Work to do = Can you return the material unchanged, starting with its very first line and going on through the line that contains "education-diamond-icon — [199, 286, 209, 295]", including that line?

▬▬▬

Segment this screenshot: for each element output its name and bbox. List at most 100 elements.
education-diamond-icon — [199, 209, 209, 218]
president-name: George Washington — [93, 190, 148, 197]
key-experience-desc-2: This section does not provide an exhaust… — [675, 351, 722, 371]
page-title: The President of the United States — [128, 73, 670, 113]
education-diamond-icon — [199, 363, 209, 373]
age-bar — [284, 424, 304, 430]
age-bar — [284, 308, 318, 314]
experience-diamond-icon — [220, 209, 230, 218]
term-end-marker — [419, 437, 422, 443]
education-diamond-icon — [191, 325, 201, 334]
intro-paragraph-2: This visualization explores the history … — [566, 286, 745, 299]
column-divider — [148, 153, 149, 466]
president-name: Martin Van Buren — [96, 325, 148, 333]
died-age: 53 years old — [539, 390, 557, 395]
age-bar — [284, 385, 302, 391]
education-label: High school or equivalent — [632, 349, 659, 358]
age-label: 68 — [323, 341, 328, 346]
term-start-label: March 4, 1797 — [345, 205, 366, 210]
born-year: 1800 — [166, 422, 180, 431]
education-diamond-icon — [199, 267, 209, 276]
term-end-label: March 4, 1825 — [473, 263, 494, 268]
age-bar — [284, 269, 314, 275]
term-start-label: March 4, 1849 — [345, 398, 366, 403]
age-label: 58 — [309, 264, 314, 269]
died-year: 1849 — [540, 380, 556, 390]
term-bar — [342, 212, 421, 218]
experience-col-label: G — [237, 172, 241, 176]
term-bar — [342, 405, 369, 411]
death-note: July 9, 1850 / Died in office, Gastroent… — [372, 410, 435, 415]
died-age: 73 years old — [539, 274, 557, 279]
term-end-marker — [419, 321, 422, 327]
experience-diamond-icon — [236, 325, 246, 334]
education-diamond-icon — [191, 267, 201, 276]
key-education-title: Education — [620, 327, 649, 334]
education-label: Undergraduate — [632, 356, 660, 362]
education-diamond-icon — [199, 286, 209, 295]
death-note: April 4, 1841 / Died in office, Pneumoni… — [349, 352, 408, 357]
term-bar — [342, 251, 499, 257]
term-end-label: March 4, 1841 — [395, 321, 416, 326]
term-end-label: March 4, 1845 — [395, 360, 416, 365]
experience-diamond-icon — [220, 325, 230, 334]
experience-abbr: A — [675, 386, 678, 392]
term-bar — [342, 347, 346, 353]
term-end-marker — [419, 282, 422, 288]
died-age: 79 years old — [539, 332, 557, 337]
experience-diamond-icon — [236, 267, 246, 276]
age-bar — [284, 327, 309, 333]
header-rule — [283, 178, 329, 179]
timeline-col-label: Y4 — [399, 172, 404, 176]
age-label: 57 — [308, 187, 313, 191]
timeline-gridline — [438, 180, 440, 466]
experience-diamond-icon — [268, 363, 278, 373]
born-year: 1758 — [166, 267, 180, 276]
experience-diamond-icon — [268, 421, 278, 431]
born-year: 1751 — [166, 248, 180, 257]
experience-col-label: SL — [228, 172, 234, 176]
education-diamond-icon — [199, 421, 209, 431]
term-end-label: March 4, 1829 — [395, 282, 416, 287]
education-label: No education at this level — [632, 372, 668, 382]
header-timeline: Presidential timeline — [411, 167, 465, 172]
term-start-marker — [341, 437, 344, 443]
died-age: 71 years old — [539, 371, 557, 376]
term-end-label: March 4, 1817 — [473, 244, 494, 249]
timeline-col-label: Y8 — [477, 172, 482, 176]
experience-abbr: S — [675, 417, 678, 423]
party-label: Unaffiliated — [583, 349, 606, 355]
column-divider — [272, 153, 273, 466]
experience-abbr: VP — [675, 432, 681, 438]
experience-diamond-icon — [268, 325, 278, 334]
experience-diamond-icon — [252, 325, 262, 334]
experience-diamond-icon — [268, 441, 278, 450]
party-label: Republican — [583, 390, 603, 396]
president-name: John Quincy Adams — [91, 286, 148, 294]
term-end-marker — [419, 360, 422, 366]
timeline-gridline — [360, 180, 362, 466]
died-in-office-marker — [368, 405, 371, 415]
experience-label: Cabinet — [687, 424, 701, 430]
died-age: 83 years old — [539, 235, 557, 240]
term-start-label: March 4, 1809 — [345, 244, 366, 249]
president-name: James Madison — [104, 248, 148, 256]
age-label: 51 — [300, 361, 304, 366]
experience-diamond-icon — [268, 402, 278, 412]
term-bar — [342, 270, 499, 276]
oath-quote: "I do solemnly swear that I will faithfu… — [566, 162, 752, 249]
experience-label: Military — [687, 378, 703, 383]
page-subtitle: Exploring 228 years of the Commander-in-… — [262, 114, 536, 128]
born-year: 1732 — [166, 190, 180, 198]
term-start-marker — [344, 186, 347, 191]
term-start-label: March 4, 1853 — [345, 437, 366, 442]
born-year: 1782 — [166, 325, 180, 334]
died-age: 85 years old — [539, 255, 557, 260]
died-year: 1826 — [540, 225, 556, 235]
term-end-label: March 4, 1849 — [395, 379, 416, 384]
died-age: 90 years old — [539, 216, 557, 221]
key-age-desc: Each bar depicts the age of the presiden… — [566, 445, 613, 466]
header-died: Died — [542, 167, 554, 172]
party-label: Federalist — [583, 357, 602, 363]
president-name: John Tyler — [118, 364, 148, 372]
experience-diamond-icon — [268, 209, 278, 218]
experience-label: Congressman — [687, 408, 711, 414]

▬▬▬

The response =
Segment this screenshot: for each element output its name and bbox. List at most 100 elements.
education-diamond-icon — [199, 209, 209, 218]
president-name: George Washington — [93, 190, 148, 197]
key-experience-desc-2: This section does not provide an exhaust… — [675, 351, 722, 371]
page-title: The President of the United States — [128, 73, 670, 113]
education-diamond-icon — [199, 363, 209, 373]
age-bar — [284, 424, 304, 430]
age-bar — [284, 308, 318, 314]
experience-diamond-icon — [220, 209, 230, 218]
term-end-marker — [419, 437, 422, 443]
education-diamond-icon — [191, 325, 201, 334]
intro-paragraph-2: This visualization explores the history … — [566, 286, 745, 299]
column-divider — [148, 153, 149, 466]
president-name: Martin Van Buren — [96, 325, 148, 333]
died-age: 53 years old — [539, 390, 557, 395]
age-bar — [284, 385, 302, 391]
education-label: High school or equivalent — [632, 349, 659, 358]
age-label: 68 — [323, 341, 328, 346]
term-start-label: March 4, 1797 — [345, 205, 366, 210]
born-year: 1800 — [166, 422, 180, 431]
education-diamond-icon — [199, 267, 209, 276]
term-end-label: March 4, 1825 — [473, 263, 494, 268]
age-bar — [284, 269, 314, 275]
term-start-label: March 4, 1849 — [345, 398, 366, 403]
age-label: 58 — [309, 264, 314, 269]
died-year: 1849 — [540, 380, 556, 390]
term-bar — [342, 212, 421, 218]
experience-col-label: G — [237, 172, 241, 176]
term-bar — [342, 405, 369, 411]
death-note: July 9, 1850 / Died in office, Gastroent… — [372, 410, 435, 415]
died-age: 73 years old — [539, 274, 557, 279]
term-end-marker — [419, 321, 422, 327]
experience-diamond-icon — [236, 325, 246, 334]
education-diamond-icon — [191, 267, 201, 276]
key-education-title: Education — [620, 327, 649, 334]
education-label: Undergraduate — [632, 356, 660, 362]
education-diamond-icon — [199, 286, 209, 295]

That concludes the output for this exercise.